■ WRITTEN PROBLEM ■
Every record below should be transcribed exactly. Omit the images.

■ RECORDS FOR PROCESSING ■
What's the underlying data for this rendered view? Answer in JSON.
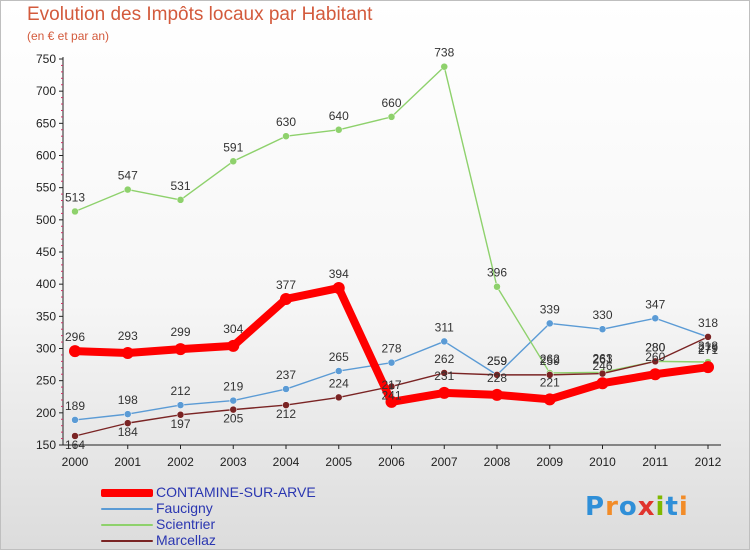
{
  "header": {
    "title": "Evolution des Impôts locaux par Habitant",
    "subtitle": "(en € et par an)"
  },
  "colors": {
    "title": "#d35a3c",
    "legend_text": "#2a36b1",
    "axis": "#222222",
    "tick_marks": "#cc3366"
  },
  "chart_data": {
    "type": "line",
    "title": "Evolution des Impôts locaux par Habitant",
    "subtitle": "(en € et par an)",
    "xlabel": "",
    "ylabel": "",
    "x": [
      "2000",
      "2001",
      "2002",
      "2003",
      "2004",
      "2005",
      "2006",
      "2007",
      "2008",
      "2009",
      "2010",
      "2011",
      "2012"
    ],
    "ylim": [
      150,
      750
    ],
    "yticks": [
      150,
      200,
      250,
      300,
      350,
      400,
      450,
      500,
      550,
      600,
      650,
      700,
      750
    ],
    "grid": false,
    "legend_position": "bottom-left",
    "series": [
      {
        "name": "CONTAMINE-SUR-ARVE",
        "color": "#ff0000",
        "values": [
          296,
          293,
          299,
          304,
          377,
          394,
          217,
          231,
          228,
          221,
          246,
          260,
          271
        ]
      },
      {
        "name": "Faucigny",
        "color": "#5b9bd5",
        "values": [
          189,
          198,
          212,
          219,
          237,
          265,
          278,
          311,
          259,
          339,
          330,
          347,
          318
        ]
      },
      {
        "name": "Scientrier",
        "color": "#8ed16c",
        "values": [
          513,
          547,
          531,
          591,
          630,
          640,
          660,
          738,
          396,
          262,
          263,
          280,
          279
        ]
      },
      {
        "name": "Marcellaz",
        "color": "#7a2424",
        "values": [
          164,
          184,
          197,
          205,
          212,
          224,
          241,
          262,
          259,
          259,
          261,
          280,
          318
        ]
      }
    ]
  },
  "legend": {
    "items": [
      {
        "label": "CONTAMINE-SUR-ARVE",
        "color": "#ff0000"
      },
      {
        "label": "Faucigny",
        "color": "#5b9bd5"
      },
      {
        "label": "Scientrier",
        "color": "#8ed16c"
      },
      {
        "label": "Marcellaz",
        "color": "#7a2424"
      }
    ]
  },
  "logo": {
    "text": "Proxiti",
    "letter_colors": [
      "#2f8fd8",
      "#f28c28",
      "#2f8fd8",
      "#e0342e",
      "#7fb800",
      "#2f8fd8",
      "#f28c28"
    ]
  }
}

■ EXERCISE RESPONSE ■
What's the underlying data for this rendered view? Answer in JSON.
{
  "header": {
    "title": "Evolution des Impôts locaux par Habitant",
    "subtitle": "(en € et par an)"
  },
  "colors": {
    "title": "#d35a3c",
    "legend_text": "#2a36b1",
    "axis": "#222222",
    "tick_marks": "#cc3366"
  },
  "chart_data": {
    "type": "line",
    "title": "Evolution des Impôts locaux par Habitant",
    "subtitle": "(en € et par an)",
    "xlabel": "",
    "ylabel": "",
    "x": [
      "2000",
      "2001",
      "2002",
      "2003",
      "2004",
      "2005",
      "2006",
      "2007",
      "2008",
      "2009",
      "2010",
      "2011",
      "2012"
    ],
    "ylim": [
      150,
      750
    ],
    "yticks": [
      150,
      200,
      250,
      300,
      350,
      400,
      450,
      500,
      550,
      600,
      650,
      700,
      750
    ],
    "grid": false,
    "legend_position": "bottom-left",
    "series": [
      {
        "name": "CONTAMINE-SUR-ARVE",
        "color": "#ff0000",
        "values": [
          296,
          293,
          299,
          304,
          377,
          394,
          217,
          231,
          228,
          221,
          246,
          260,
          271
        ]
      },
      {
        "name": "Faucigny",
        "color": "#5b9bd5",
        "values": [
          189,
          198,
          212,
          219,
          237,
          265,
          278,
          311,
          259,
          339,
          330,
          347,
          318
        ]
      },
      {
        "name": "Scientrier",
        "color": "#8ed16c",
        "values": [
          513,
          547,
          531,
          591,
          630,
          640,
          660,
          738,
          396,
          262,
          263,
          280,
          279
        ]
      },
      {
        "name": "Marcellaz",
        "color": "#7a2424",
        "values": [
          164,
          184,
          197,
          205,
          212,
          224,
          241,
          262,
          259,
          259,
          261,
          280,
          318
        ]
      }
    ]
  },
  "legend": {
    "items": [
      {
        "label": "CONTAMINE-SUR-ARVE",
        "color": "#ff0000"
      },
      {
        "label": "Faucigny",
        "color": "#5b9bd5"
      },
      {
        "label": "Scientrier",
        "color": "#8ed16c"
      },
      {
        "label": "Marcellaz",
        "color": "#7a2424"
      }
    ]
  },
  "logo": {
    "text": "Proxiti",
    "letter_colors": [
      "#2f8fd8",
      "#f28c28",
      "#2f8fd8",
      "#e0342e",
      "#7fb800",
      "#2f8fd8",
      "#f28c28"
    ]
  }
}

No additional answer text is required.